→ **Selected passage**:
Go talk to Shields, or read him. Or, I should say, read this book, which is only, perhaps, 82% Shields, in terms of the lines themselves, the rest being borrowed from, say, Vivian Gornick, Patricia Hampl, William Gass, Margo Jefferson, John D'Agata, Lauren Slater, Philip Roth, Charles Simic, J. M. Coetzee, Ross McElwee, Anne Carson, and if I listed them all, I would be taking you through the 618 citations in the back of the book, reluctantly delivered by Shields, at the advice (or insistence) of his attorneys, though Shields, begging us not to refer to the citations at all, declares, "Reality cannot be copyrighted."
(Please, Mr. Shields, forgive my quotation marks.)
When you write across genres, as I do, when your autobiography of a river feels like the truest book you've ever written (the angriest, the most beseeching, the least afraid of either beauty or despair, the most unprotected and therefore the most vulnerable), you engage with Shields, you talk to him in your head, saying: Yes, this is so. No, not so much. Or, Are you perhaps dangerously close to exhibitionism with your extremism? And, Will you be offended if I thank you for this late-in-the-book chapter called DS, where it is you and only you straight for a couple of pages, you getting (unassisted) to your heart of things, your unmediated why of things, though I recognize, I obviously do, that appropriation and plagiarism are your method here, your trump card, your manifesto, your heart?

→ **Records**:
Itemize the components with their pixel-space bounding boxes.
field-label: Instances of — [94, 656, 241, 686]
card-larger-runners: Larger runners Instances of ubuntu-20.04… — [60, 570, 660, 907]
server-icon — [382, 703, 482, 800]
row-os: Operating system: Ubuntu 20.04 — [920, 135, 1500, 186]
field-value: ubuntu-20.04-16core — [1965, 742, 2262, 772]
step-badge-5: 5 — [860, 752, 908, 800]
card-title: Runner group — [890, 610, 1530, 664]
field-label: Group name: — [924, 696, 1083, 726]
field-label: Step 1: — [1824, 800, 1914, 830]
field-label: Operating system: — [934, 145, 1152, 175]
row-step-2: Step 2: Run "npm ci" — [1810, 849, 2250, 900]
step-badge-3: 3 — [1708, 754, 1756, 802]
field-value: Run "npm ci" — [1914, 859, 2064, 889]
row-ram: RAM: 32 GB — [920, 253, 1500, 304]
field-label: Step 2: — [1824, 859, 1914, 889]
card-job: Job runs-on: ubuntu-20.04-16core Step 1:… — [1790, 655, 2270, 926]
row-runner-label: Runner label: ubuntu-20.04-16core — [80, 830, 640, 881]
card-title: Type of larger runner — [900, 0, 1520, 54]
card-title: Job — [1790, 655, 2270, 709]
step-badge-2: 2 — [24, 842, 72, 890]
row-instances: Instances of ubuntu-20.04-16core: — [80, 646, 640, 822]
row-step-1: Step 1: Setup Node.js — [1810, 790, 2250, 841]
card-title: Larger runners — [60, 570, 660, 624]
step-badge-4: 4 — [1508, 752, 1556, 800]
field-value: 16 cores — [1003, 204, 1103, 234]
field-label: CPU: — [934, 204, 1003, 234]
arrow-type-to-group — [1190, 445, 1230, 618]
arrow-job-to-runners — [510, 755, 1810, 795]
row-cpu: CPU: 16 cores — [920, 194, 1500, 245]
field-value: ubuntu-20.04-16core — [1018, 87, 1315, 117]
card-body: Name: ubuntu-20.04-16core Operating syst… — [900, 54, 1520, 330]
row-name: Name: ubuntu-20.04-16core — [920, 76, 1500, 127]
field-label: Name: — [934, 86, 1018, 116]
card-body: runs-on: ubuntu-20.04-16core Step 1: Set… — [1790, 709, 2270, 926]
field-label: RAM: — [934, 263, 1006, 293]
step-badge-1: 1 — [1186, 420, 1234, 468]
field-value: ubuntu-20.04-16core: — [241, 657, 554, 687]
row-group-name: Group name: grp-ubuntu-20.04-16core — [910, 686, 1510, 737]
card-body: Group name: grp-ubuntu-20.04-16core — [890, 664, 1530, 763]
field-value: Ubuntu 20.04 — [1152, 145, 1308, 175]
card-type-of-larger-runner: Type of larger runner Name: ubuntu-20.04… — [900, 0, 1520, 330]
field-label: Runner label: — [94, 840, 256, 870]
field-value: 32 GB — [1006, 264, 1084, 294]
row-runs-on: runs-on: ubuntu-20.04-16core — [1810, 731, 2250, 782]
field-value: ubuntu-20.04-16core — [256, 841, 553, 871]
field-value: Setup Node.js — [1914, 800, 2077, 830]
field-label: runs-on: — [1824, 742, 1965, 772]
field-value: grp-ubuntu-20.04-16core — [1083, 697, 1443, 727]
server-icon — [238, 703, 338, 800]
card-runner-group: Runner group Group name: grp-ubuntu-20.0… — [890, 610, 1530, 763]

→ **Challenge 1**: From the Shields review, give again the stretch from "When you write" through "manifesto, your heart?".
→ **Challenge 2**:
Answer these questions using the Shields review:
(a) About what share of the book does the writer estimate is Shields's own lines?
(b) How many citations appear in the back of the book?
(c) What is the late-in-the-book chapter called?
→ **Challenge 3**: Write the next part of the Shields review, picking up after its last sentence.

→ **Reply 1**:
When you write across genres, as I do, when your autobiography of a river feels like the truest book you've ever written (the angriest, the most beseeching, the least afraid of either beauty or despair, the most unprotected and therefore the most vulnerable), you engage with Shields, you talk to him in your head, saying: Yes, this is so. No, not so much. Or, Are you perhaps dangerously close to exhibitionism with your extremism? And, Will you be offended if I thank you for this late-in-the-book chapter called DS, where it is you and only you straight for a couple of pages, you getting (unassisted) to your heart of things, your unmediated why of things, though I recognize, I obviously do, that appropriation and plagiarism are your method here, your trump card, your manifesto, your heart?

→ **Reply 2**:
(a) About 82%.
(b) 618.
(c) DS.

→ **Reply 3**:
What does, indeed, offend Shields? Boring does. Boring gets him big. Conventional forms, conventional ideas, conventional courtesies—these would not survive in the land of Shields. What Shields wants, in his own words is found under section 457: "So: no more masters, no more masterpieces. What I want (instead of God the novelist) is self-portrait in a convex mirror."
That is what Shields wants. And you?
Good to hear of your productive writing day but even better to hear that you are sleeping. I recall a scientific study that found creative thinking near impossible on less than 6 hours of sleep. So sleeping time is writing time too. And the novel is NOT dead.
I love essays. I love memoirs. I love novels. Each of them does something that the other two don't. None of them replaces the others, in my opinion.
People have been talking about the death of the novel almost since the novel began. I wonder if under it all, there is still suspicion of a form that was, at first, considered entertainment for women and was more often than anything else written by women. Even now far more women buy and read novels than men do.
Oh, but aside from that mainly what I want to say is hurray that you've got through that difficult patch with your new book!